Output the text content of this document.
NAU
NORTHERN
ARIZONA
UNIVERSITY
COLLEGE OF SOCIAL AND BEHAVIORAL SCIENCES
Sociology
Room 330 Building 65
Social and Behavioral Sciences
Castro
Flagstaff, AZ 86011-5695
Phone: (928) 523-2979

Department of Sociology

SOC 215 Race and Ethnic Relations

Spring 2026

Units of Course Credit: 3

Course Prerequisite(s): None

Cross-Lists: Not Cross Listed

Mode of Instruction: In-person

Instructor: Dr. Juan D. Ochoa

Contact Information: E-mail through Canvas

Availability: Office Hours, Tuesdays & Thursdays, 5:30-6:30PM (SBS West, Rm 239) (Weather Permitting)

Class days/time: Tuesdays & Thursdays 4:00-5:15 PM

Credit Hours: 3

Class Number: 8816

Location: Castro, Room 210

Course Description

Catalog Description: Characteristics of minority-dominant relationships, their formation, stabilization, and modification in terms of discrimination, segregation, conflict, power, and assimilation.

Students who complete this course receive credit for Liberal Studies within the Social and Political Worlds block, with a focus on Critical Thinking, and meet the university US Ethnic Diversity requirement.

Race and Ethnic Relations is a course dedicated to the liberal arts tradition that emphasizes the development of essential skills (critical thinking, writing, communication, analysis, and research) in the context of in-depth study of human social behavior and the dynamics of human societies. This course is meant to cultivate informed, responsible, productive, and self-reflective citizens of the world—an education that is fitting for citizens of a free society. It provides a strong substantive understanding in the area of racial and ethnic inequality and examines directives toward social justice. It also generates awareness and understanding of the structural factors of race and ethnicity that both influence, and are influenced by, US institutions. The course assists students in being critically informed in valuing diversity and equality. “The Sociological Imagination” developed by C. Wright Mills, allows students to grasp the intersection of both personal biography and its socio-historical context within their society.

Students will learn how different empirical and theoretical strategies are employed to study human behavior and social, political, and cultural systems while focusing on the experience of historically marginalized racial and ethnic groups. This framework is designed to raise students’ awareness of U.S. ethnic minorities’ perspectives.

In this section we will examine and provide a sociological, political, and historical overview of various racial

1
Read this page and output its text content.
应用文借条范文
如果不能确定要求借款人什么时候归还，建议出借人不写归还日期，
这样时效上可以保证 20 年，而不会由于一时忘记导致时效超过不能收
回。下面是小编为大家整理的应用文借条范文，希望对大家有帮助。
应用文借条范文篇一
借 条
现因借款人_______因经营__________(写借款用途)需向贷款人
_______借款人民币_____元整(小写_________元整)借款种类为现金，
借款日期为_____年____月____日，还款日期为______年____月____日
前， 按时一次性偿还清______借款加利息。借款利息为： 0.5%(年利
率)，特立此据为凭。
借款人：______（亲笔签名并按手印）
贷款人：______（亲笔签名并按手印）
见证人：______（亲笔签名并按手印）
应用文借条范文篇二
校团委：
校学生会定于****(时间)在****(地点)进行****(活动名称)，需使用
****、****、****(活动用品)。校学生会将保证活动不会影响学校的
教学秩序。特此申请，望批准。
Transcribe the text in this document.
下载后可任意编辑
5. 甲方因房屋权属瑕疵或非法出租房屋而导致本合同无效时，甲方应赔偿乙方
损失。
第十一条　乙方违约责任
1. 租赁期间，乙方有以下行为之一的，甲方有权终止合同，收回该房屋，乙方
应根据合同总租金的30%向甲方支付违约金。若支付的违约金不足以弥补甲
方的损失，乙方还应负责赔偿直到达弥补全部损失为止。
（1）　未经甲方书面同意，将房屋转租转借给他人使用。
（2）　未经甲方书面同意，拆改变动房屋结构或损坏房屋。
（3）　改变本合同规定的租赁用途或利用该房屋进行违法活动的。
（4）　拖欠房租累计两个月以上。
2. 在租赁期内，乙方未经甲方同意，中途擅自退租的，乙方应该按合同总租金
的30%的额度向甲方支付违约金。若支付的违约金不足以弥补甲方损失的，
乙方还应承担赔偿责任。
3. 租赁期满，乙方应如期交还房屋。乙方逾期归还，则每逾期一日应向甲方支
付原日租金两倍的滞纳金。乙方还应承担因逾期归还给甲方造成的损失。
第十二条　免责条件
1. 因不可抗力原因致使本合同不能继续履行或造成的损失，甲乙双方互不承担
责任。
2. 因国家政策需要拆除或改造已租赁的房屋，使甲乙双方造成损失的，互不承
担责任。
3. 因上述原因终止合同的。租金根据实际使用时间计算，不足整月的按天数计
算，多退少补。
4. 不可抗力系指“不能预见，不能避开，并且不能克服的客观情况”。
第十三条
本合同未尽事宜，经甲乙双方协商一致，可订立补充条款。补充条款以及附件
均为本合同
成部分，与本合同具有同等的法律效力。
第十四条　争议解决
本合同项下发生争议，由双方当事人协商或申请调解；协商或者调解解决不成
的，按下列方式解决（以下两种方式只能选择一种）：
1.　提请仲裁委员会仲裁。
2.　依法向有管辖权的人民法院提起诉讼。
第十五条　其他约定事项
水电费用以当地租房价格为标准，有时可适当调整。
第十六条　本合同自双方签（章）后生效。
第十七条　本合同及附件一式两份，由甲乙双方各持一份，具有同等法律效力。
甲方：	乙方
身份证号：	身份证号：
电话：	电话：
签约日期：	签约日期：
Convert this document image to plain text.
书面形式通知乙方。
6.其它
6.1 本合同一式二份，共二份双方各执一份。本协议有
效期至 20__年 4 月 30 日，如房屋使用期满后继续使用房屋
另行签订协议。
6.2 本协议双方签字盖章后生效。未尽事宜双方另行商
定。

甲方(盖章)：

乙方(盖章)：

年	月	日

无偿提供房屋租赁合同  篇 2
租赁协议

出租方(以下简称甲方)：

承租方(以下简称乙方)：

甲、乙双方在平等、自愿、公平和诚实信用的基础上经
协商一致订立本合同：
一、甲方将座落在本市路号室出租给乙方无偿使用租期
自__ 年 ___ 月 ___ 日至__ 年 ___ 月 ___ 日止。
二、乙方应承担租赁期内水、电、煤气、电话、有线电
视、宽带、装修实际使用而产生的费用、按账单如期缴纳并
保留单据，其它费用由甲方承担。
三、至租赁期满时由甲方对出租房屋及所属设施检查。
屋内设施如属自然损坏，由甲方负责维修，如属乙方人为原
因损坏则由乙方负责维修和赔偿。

* **WRITTEN PROBLEM**: Filter lines by "content" and return each hit.

* **RESPONSE TO THE TASK**:
Output the text content of this document.
Read this page and output its text content.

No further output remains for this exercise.